Passage for review >>
━━━━━━━━━━━━━━━━━━━━

The magnesium alloy has a structure having an α-Mg phase (Mg crystal grains), and a precipitate dispersed in at least one of a grain boundary of the α-Mg phase and a cell boundary. FIG. 1 shows a schematic view of the structure of the magnesium alloy. In FIG. 1, the α-Mg phase is indicated by downward-sloping diagonal hatching, and the precipitate is indicated by outline partially including elliptical shapes. The “grain boundary of the α-Mg phase” is an interface where crystals of a parent phase (α-Mg phase) growing in different crystal orientations are in contact with each other, and is indicated by thick dotted lines in FIG. 1. The “cell boundary” is an interface formed by a difference in the composition, and is indicated by thick solid lines in FIG. 1. As shown in FIG. 1, the precipitates are present in a dispersed state in the grain boundary of the α-Mg phase and/or the cell boundary. Although the precipitates are schematically shown in elliptical shapes in FIG. 1, the precipitates are actually present in lamellar shapes, grain shapes, elongated shapes, and/or lump shapes.

The precipitate includes at least one phase selected from a group A consisting of an Al2Sr phase, an Al4Sr phase, a (Mg, Al)2Sr phase, and a (Mg, Al)4Sr phase, and at least one phase selected from a group B consisting of an Al2Ca phase and a (Mg, Al)2Ca phase. The precipitate may further include at least one phase selected from a group C consisting of an Al17Sr8 phase and a Mg17Sr2 phase, and/or a Mg17Al12 phase. One of characteristics of the magnesium alloy according to an embodiment is that the magnesium alloy has a structure in which the group A precipitate and the group B precipitate are present in a relatively large amount in a specific range, and the group C precipitate and the Mg17Al12 phase are present each in a relatively small amount or are substantially absent.

[Group a Precipitate]

The group A precipitate includes at least one phase selected from the Al2Sr phase, the Al4Sr phase, the (Mg, Al)2Sr phase, and the (Mg, Al)4Sr phase. The group A precipitate has a function of improving the high-temperature strength. The group A precipitate has a melting point of greater than or equal to 1000° C., which is sufficiently higher than the melting points of the group C precipitate and the Mg17Al12 phase. Therefore, since the group A precipitate is present in a dispersed state in the grain boundary of the α-Mg phase and/or the cell boundary, the magnesium alloy can maintain the strength even at high temperatures, and is unlikely to crack during casting. The group A precipitate is typically present in a lamellar shape or an elongated shape.

━━━━━━━━━━━━━━━━━━━━

Dataset >>
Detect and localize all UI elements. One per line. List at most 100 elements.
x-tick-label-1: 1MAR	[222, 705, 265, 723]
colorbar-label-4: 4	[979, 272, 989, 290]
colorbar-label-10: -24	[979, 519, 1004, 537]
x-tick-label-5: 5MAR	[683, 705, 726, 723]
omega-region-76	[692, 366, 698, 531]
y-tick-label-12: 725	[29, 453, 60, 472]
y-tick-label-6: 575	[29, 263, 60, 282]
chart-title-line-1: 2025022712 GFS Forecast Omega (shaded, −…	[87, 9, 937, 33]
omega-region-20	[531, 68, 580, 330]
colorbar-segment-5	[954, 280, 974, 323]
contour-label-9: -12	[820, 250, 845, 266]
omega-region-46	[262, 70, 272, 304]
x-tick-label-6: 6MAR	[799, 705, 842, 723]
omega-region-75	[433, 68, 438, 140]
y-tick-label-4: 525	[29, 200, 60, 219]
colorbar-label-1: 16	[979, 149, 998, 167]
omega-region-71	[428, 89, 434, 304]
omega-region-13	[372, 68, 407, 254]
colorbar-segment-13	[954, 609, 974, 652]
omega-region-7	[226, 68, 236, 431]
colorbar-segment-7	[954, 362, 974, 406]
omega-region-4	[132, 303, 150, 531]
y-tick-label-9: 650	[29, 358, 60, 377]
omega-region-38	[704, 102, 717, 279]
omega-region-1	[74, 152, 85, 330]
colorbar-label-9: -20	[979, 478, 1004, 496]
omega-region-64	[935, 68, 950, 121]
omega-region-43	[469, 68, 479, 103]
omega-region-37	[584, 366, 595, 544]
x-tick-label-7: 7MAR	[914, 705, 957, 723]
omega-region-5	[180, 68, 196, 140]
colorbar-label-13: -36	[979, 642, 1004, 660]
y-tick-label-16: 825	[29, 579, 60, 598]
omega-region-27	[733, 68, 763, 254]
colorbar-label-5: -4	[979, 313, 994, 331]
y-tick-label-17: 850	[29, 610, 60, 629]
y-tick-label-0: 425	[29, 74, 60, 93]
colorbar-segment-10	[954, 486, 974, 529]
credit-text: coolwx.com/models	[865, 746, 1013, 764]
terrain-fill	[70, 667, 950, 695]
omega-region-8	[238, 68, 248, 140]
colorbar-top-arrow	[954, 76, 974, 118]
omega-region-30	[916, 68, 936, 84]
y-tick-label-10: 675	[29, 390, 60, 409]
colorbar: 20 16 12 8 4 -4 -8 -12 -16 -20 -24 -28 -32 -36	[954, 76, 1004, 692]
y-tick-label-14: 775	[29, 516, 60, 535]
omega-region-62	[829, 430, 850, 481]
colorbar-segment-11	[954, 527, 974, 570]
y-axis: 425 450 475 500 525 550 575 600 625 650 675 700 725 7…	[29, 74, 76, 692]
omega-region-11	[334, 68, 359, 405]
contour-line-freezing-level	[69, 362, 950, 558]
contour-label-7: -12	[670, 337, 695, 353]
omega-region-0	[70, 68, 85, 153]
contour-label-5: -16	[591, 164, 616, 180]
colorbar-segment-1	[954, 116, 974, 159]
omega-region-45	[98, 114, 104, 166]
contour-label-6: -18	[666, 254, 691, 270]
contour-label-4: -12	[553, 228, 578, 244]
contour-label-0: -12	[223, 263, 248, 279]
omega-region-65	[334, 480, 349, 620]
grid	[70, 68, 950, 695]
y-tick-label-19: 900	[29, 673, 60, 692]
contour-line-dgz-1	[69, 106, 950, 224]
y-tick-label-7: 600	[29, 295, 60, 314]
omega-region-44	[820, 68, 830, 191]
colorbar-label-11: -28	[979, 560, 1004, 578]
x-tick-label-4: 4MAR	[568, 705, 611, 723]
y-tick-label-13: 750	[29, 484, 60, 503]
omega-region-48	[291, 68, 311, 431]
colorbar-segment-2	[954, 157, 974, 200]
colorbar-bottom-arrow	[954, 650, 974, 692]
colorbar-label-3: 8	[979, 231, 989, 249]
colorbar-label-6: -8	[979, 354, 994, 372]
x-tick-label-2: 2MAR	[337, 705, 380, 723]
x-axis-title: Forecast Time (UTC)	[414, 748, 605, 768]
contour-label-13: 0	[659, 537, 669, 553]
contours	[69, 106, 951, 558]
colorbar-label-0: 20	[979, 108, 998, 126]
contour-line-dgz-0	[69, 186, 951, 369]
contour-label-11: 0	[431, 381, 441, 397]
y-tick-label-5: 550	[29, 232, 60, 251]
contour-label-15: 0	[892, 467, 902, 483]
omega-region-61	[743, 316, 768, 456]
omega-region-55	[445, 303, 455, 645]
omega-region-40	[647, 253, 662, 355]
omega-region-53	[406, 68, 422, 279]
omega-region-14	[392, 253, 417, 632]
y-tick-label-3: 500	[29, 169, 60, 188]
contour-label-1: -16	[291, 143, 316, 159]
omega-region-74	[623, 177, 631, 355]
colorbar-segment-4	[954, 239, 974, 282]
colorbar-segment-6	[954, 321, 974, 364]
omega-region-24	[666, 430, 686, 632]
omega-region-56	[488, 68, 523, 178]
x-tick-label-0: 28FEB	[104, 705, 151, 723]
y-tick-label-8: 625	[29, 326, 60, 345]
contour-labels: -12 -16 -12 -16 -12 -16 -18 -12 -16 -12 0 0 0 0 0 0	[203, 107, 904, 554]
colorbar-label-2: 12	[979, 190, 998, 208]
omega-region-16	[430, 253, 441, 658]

━━━━━━━━━━━━━━━━━━━━

Task item A >> Print the part of the magnesium alloy passage from "The group A precipitate includes" to "an elongated shape.".
Task item B >>
Answer these questions using the magnesium alloy passage.
(i) What kind of line marks the grain boundary of the α-Mg phase in FIG. 1?
(ii) What melting point does the passage give for the group A precipitate?
(iii) In what shapes is the group A precipitate typically present?
Task item C >> List every phase that the magnesium alloy passage places in group A.
The entries are separate material and have no connection to the magnesium alloy passage.

Solution A >>
The group A precipitate includes at least one phase selected from the Al2Sr phase, the Al4Sr phase, the (Mg, Al)2Sr phase, and the (Mg, Al)4Sr phase. The group A precipitate has a function of improving the high-temperature strength. The group A precipitate has a melting point of greater than or equal to 1000° C., which is sufficiently higher than the melting points of the group C precipitate and the Mg17Al12 phase. Therefore, since the group A precipitate is present in a dispersed state in the grain boundary of the α-Mg phase and/or the cell boundary, the magnesium alloy can maintain the strength even at high temperatures, and is unlikely to crack during casting. The group A precipitate is typically present in a lamellar shape or an elongated shape.

Solution B >>
(i) Thick dotted lines.
(ii) Greater than or equal to 1000° C.
(iii) A lamellar shape or an elongated shape.

Solution C >>
Al2Sr phase
Al4Sr phase
(Mg, Al)2Sr phase
(Mg, Al)4Sr phase